• **EXERCISE AIM**: Records follow. Select each line holding "JSON".
═══ DATASET RECORDS ═══
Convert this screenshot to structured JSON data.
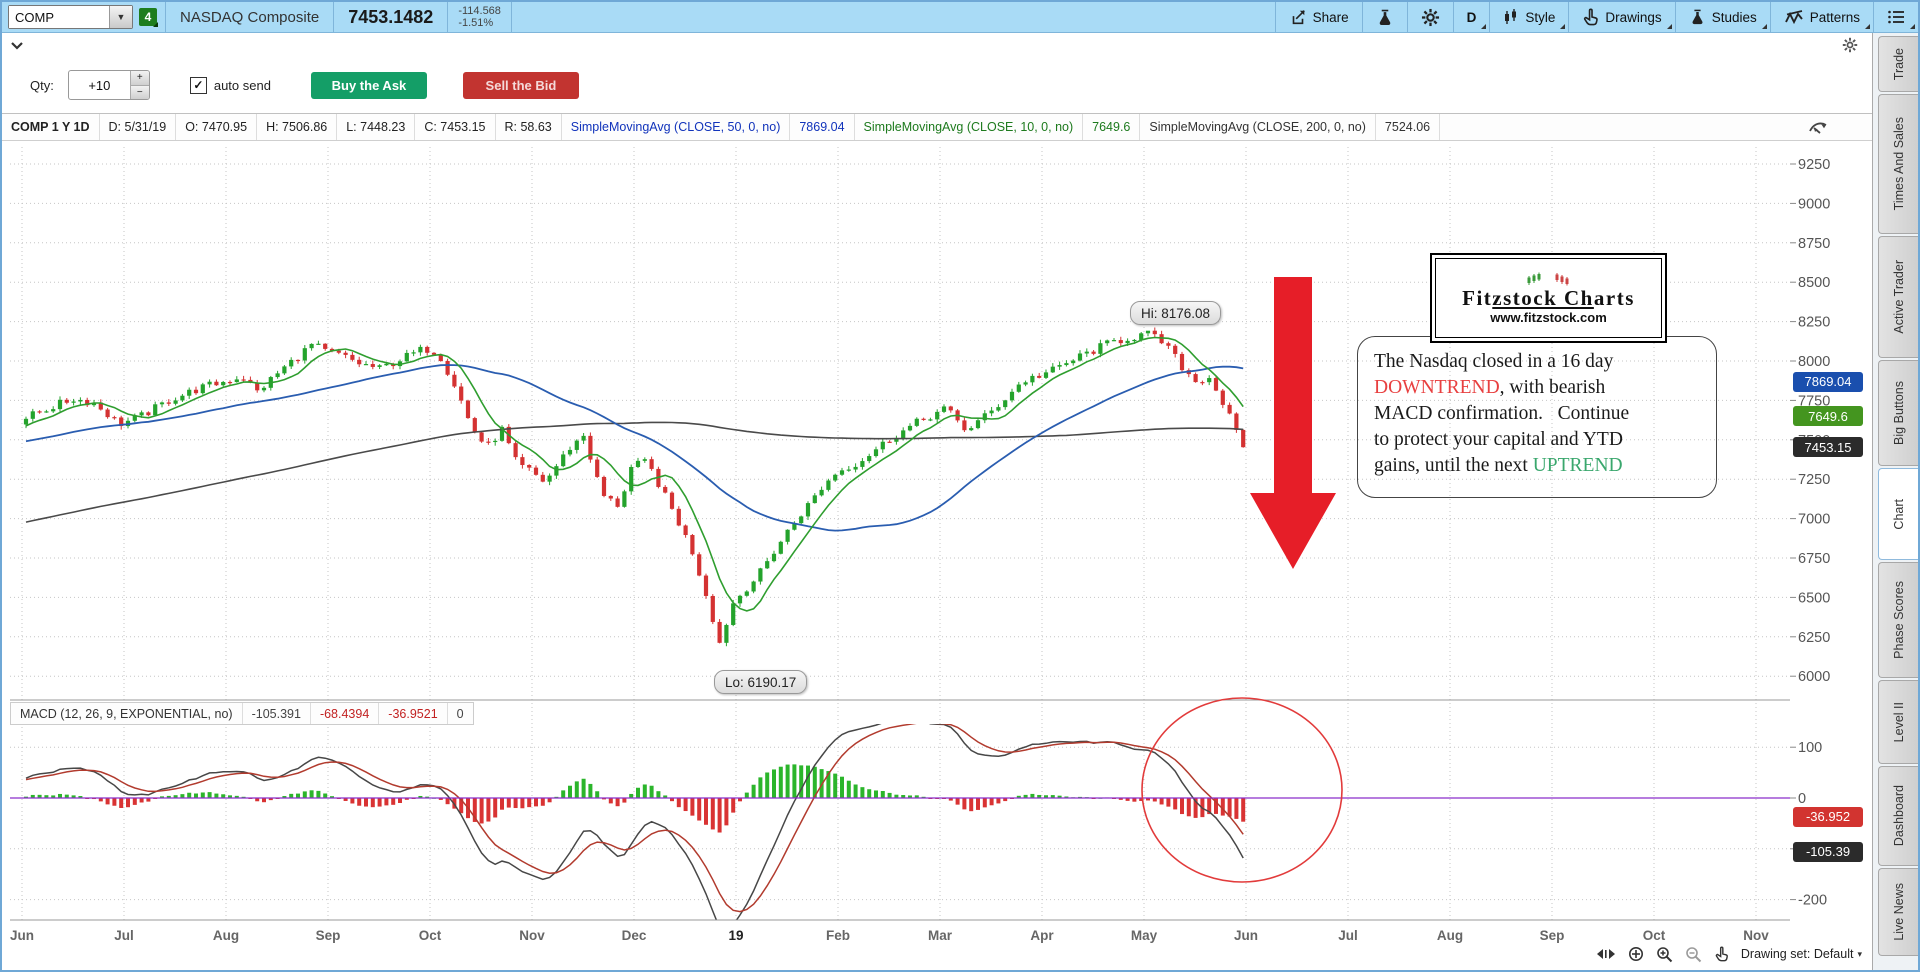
{
  "toolbar": {
    "symbol": "COMP",
    "linked_badge": "4",
    "instrument_name": "NASDAQ Composite",
    "last_price": "7453.1482",
    "change": "-114.568",
    "change_pct": "-1.51%",
    "share_label": "Share",
    "timeframe_label": "D",
    "style_label": "Style",
    "drawings_label": "Drawings",
    "studies_label": "Studies",
    "patterns_label": "Patterns"
  },
  "order_row": {
    "qty_label": "Qty:",
    "qty_value": "+10",
    "auto_send_label": "auto send",
    "buy_label": "Buy the Ask",
    "sell_label": "Sell the Bid"
  },
  "chart_header": {
    "id": "COMP 1 Y 1D",
    "date": "D: 5/31/19",
    "open": "O: 7470.95",
    "high": "H: 7506.86",
    "low": "L: 7448.23",
    "close": "C: 7453.15",
    "range": "R: 58.63",
    "sma50_label": "SimpleMovingAvg (CLOSE, 50, 0, no)",
    "sma50_value": "7869.04",
    "sma10_label": "SimpleMovingAvg (CLOSE, 10, 0, no)",
    "sma10_value": "7649.6",
    "sma200_label": "SimpleMovingAvg (CLOSE, 200, 0, no)",
    "sma200_value": "7524.06"
  },
  "macd_header": {
    "label": "MACD (12, 26, 9, EXPONENTIAL, no)",
    "value": "-105.391",
    "avg": "-68.4394",
    "diff": "-36.9521",
    "zero": "0"
  },
  "price_axis": {
    "badges": [
      {
        "text": "7869.04",
        "color": "#1a4fae",
        "value": 7869.04
      },
      {
        "text": "7649.6",
        "color": "#44951f",
        "value": 7649.6
      },
      {
        "text": "7453.15",
        "color": "#2b2b2b",
        "value": 7453.15
      }
    ]
  },
  "macd_axis": {
    "badges": [
      {
        "text": "-36.952",
        "color": "#d23430",
        "value": -36.952
      },
      {
        "text": "-105.39",
        "color": "#2b2b2b",
        "value": -105.39
      }
    ]
  },
  "annotations": {
    "hi_label": "Hi: 8176.08",
    "lo_label": "Lo: 6190.17",
    "logo": {
      "pre": "Fit",
      "mid": "zstock Ch",
      "post": "arts",
      "url": "www.fitzstock.com"
    },
    "note_lines": [
      [
        {
          "t": "The Nasdaq closed in a 16 day"
        }
      ],
      [
        {
          "t": "DOWNTREND",
          "c": "red"
        },
        {
          "t": ", with bearish"
        }
      ],
      [
        {
          "t": "MACD confirmation.   Continue"
        }
      ],
      [
        {
          "t": "to protect your capital and YTD"
        }
      ],
      [
        {
          "t": "gains, until the next "
        },
        {
          "t": "UPTREND",
          "c": "green"
        }
      ]
    ]
  },
  "status_bar": {
    "drawing_set_label": "Drawing set: Default"
  },
  "sidebar": {
    "active": "Chart",
    "tabs": [
      {
        "label": "Trade"
      },
      {
        "label": "Times And Sales"
      },
      {
        "label": "Active Trader"
      },
      {
        "label": "Big Buttons"
      },
      {
        "label": "Chart"
      },
      {
        "label": "Phase Scores"
      },
      {
        "label": "Level II"
      },
      {
        "label": "Dashboard"
      },
      {
        "label": "Live News"
      }
    ]
  },
  "colors": {
    "up": "#24a32c",
    "down": "#d43232",
    "sma10": "#2f9e2f",
    "sma50": "#2a5db0",
    "sma200": "#4a4a4a",
    "macd_value_line": "#474747",
    "macd_avg_line": "#b23b2e",
    "hist_pos": "#2bb52b",
    "hist_neg": "#d93333",
    "zero_line": "#8b2fc9",
    "arrow": "#e61e28",
    "annotation_red": "#e84040",
    "annotation_green": "#3aa76d",
    "grid": "#c6c6c6",
    "axis_text": "#555555"
  },
  "chart_data": {
    "type": "candlestick",
    "symbol": "COMP",
    "period": "1 Y 1D",
    "indicators": [
      "SMA 50",
      "SMA 10",
      "SMA 200",
      "MACD (12,26,9)"
    ],
    "key_points": {
      "high": 8176.08,
      "low": 6190.17,
      "close": 7453.15
    },
    "sma_values": {
      "sma50": 7869.04,
      "sma10": 7649.6,
      "sma200": 7524.06
    },
    "macd_values": {
      "value": -105.391,
      "avg": -68.4394,
      "diff": -36.9521
    },
    "y_ticks": [
      9250,
      9000,
      8750,
      8500,
      8250,
      8000,
      7750,
      7500,
      7250,
      7000,
      6750,
      6500,
      6250,
      6000
    ],
    "macd_ticks": [
      100,
      0,
      -100,
      -200
    ],
    "x_labels": [
      "Jun",
      "Jul",
      "Aug",
      "Sep",
      "Oct",
      "Nov",
      "Dec",
      "19",
      "Feb",
      "Mar",
      "Apr",
      "May",
      "Jun",
      "Jul",
      "Aug",
      "Sep",
      "Oct",
      "Nov"
    ],
    "anchors": [
      [
        0,
        7630
      ],
      [
        0.25,
        7700
      ],
      [
        0.5,
        7760
      ],
      [
        0.7,
        7735
      ],
      [
        0.95,
        7600
      ],
      [
        1.15,
        7645
      ],
      [
        1.45,
        7755
      ],
      [
        1.75,
        7830
      ],
      [
        1.95,
        7865
      ],
      [
        2.15,
        7905
      ],
      [
        2.3,
        7805
      ],
      [
        2.55,
        7950
      ],
      [
        2.85,
        8110
      ],
      [
        2.95,
        8060
      ],
      [
        3.1,
        8040
      ],
      [
        3.3,
        7985
      ],
      [
        3.5,
        7950
      ],
      [
        3.7,
        8010
      ],
      [
        3.95,
        8080
      ],
      [
        4.08,
        8050
      ],
      [
        4.25,
        7830
      ],
      [
        4.4,
        7580
      ],
      [
        4.55,
        7450
      ],
      [
        4.7,
        7565
      ],
      [
        4.85,
        7340
      ],
      [
        4.97,
        7305
      ],
      [
        5.12,
        7230
      ],
      [
        5.35,
        7440
      ],
      [
        5.5,
        7530
      ],
      [
        5.68,
        7150
      ],
      [
        5.85,
        7080
      ],
      [
        5.97,
        7330
      ],
      [
        6.12,
        7360
      ],
      [
        6.35,
        7080
      ],
      [
        6.55,
        6820
      ],
      [
        6.72,
        6480
      ],
      [
        6.83,
        6205
      ],
      [
        6.97,
        6470
      ],
      [
        7.2,
        6630
      ],
      [
        7.5,
        6920
      ],
      [
        7.8,
        7170
      ],
      [
        7.97,
        7290
      ],
      [
        8.2,
        7360
      ],
      [
        8.5,
        7505
      ],
      [
        8.8,
        7620
      ],
      [
        9.05,
        7700
      ],
      [
        9.25,
        7560
      ],
      [
        9.5,
        7680
      ],
      [
        9.8,
        7870
      ],
      [
        10.1,
        7940
      ],
      [
        10.4,
        8040
      ],
      [
        10.7,
        8125
      ],
      [
        10.93,
        8160
      ],
      [
        11.03,
        8170
      ],
      [
        11.2,
        8110
      ],
      [
        11.35,
        7975
      ],
      [
        11.5,
        7870
      ],
      [
        11.63,
        7905
      ],
      [
        11.78,
        7720
      ],
      [
        11.93,
        7505
      ],
      [
        12,
        7460
      ]
    ],
    "history_anchors": [
      [
        -10,
        6350
      ],
      [
        -8,
        6520
      ],
      [
        -6.5,
        6700
      ],
      [
        -5,
        6900
      ],
      [
        -3.5,
        7120
      ],
      [
        -2.4,
        7380
      ],
      [
        -1.5,
        7460
      ],
      [
        -0.8,
        7520
      ],
      [
        -0.3,
        7580
      ]
    ]
  }
}
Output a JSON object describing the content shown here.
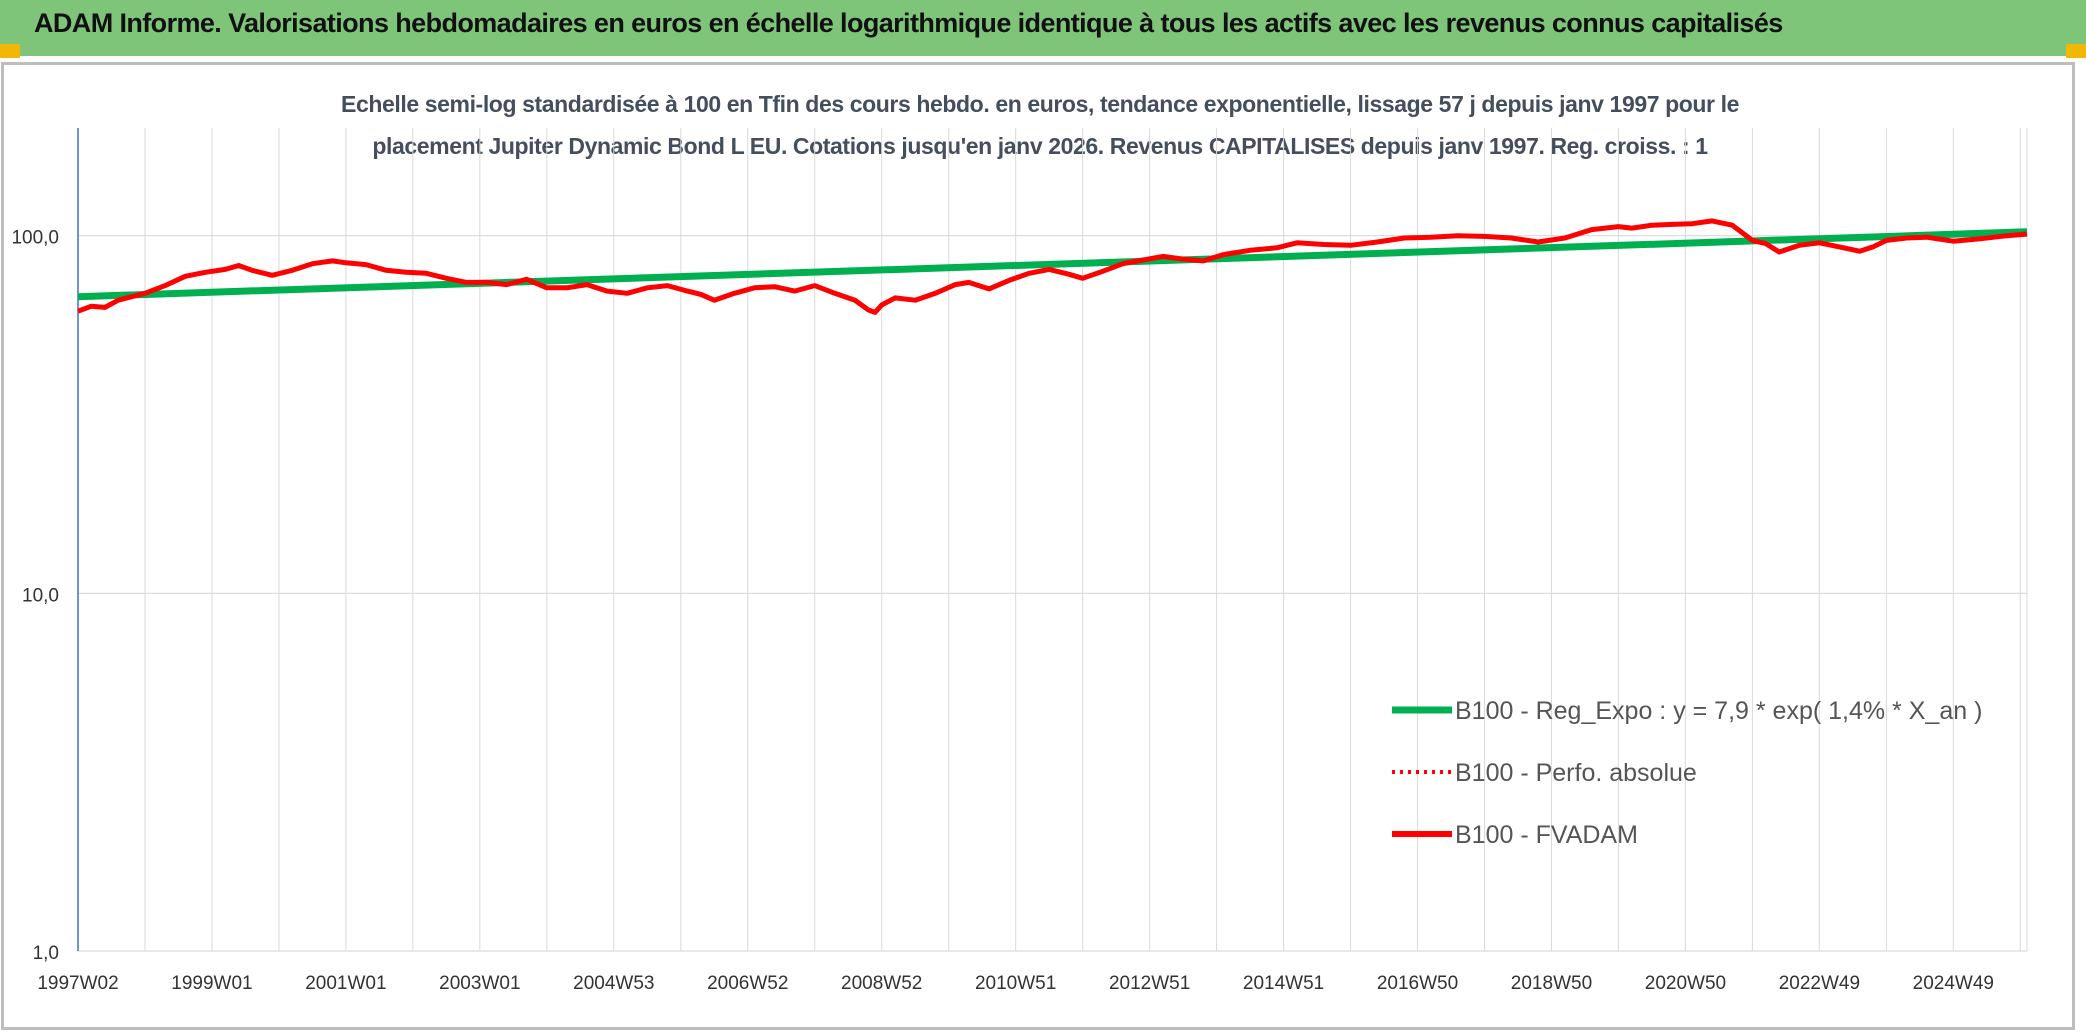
═══
• **SOLUTION TO THE PROBLEM**:
Convert this screenshot to structured JSON data.
Output a JSON object describing the content shown here.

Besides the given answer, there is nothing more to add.